___ EXTRACTED ENTRIES

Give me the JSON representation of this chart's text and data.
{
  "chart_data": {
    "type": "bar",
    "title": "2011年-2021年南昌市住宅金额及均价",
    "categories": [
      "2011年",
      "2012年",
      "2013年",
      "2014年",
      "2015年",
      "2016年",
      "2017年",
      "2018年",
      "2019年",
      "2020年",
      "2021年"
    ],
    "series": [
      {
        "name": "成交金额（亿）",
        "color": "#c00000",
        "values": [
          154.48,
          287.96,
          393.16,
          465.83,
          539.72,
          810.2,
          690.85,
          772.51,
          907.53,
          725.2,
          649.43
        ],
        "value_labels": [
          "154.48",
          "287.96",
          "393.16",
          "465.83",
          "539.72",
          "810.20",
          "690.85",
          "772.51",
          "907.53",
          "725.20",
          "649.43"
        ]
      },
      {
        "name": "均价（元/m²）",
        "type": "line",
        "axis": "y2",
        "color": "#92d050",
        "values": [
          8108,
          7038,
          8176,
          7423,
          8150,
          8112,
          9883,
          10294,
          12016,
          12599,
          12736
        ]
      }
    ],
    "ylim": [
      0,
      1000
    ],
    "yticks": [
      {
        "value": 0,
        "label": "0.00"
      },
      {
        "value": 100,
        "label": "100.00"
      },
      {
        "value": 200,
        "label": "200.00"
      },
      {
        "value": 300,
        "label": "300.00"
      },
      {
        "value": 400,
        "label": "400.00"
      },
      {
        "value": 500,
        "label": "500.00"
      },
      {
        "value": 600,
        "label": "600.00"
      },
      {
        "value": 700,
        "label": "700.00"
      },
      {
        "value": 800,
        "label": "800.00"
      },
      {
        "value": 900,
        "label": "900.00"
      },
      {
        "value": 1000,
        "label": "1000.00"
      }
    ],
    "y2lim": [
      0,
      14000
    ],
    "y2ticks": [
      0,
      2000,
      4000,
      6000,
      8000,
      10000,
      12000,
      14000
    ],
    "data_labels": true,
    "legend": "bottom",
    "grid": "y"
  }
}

______

WORK INSTRUCTIONS: Write out the whole listing exactly.

WRITTEN SOLUTION:
Give me the JSON representation of this chart's text and data.
{
  "chart_data": {
    "type": "bar",
    "title": "2011年-2021年南昌市住宅金额及均价",
    "categories": [
      "2011年",
      "2012年",
      "2013年",
      "2014年",
      "2015年",
      "2016年",
      "2017年",
      "2018年",
      "2019年",
      "2020年",
      "2021年"
    ],
    "series": [
      {
        "name": "成交金额（亿）",
        "color": "#c00000",
        "values": [
          154.48,
          287.96,
          393.16,
          465.83,
          539.72,
          810.2,
          690.85,
          772.51,
          907.53,
          725.2,
          649.43
        ],
        "value_labels": [
          "154.48",
          "287.96",
          "393.16",
          "465.83",
          "539.72",
          "810.20",
          "690.85",
          "772.51",
          "907.53",
          "725.20",
          "649.43"
        ]
      },
      {
        "name": "均价（元/m²）",
        "type": "line",
        "axis": "y2",
        "color": "#92d050",
        "values": [
          8108,
          7038,
          8176,
          7423,
          8150,
          8112,
          9883,
          10294,
          12016,
          12599,
          12736
        ]
      }
    ],
    "ylim": [
      0,
      1000
    ],
    "yticks": [
      {
        "value": 0,
        "label": "0.00"
      },
      {
        "value": 100,
        "label": "100.00"
      },
      {
        "value": 200,
        "label": "200.00"
      },
      {
        "value": 300,
        "label": "300.00"
      },
      {
        "value": 400,
        "label": "400.00"
      },
      {
        "value": 500,
        "label": "500.00"
      },
      {
        "value": 600,
        "label": "600.00"
      },
      {
        "value": 700,
        "label": "700.00"
      },
      {
        "value": 800,
        "label": "800.00"
      },
      {
        "value": 900,
        "label": "900.00"
      },
      {
        "value": 1000,
        "label": "1000.00"
      }
    ],
    "y2lim": [
      0,
      14000
    ],
    "y2ticks": [
      0,
      2000,
      4000,
      6000,
      8000,
      10000,
      12000,
      14000
    ],
    "data_labels": true,
    "legend": "bottom",
    "grid": "y"
  }
}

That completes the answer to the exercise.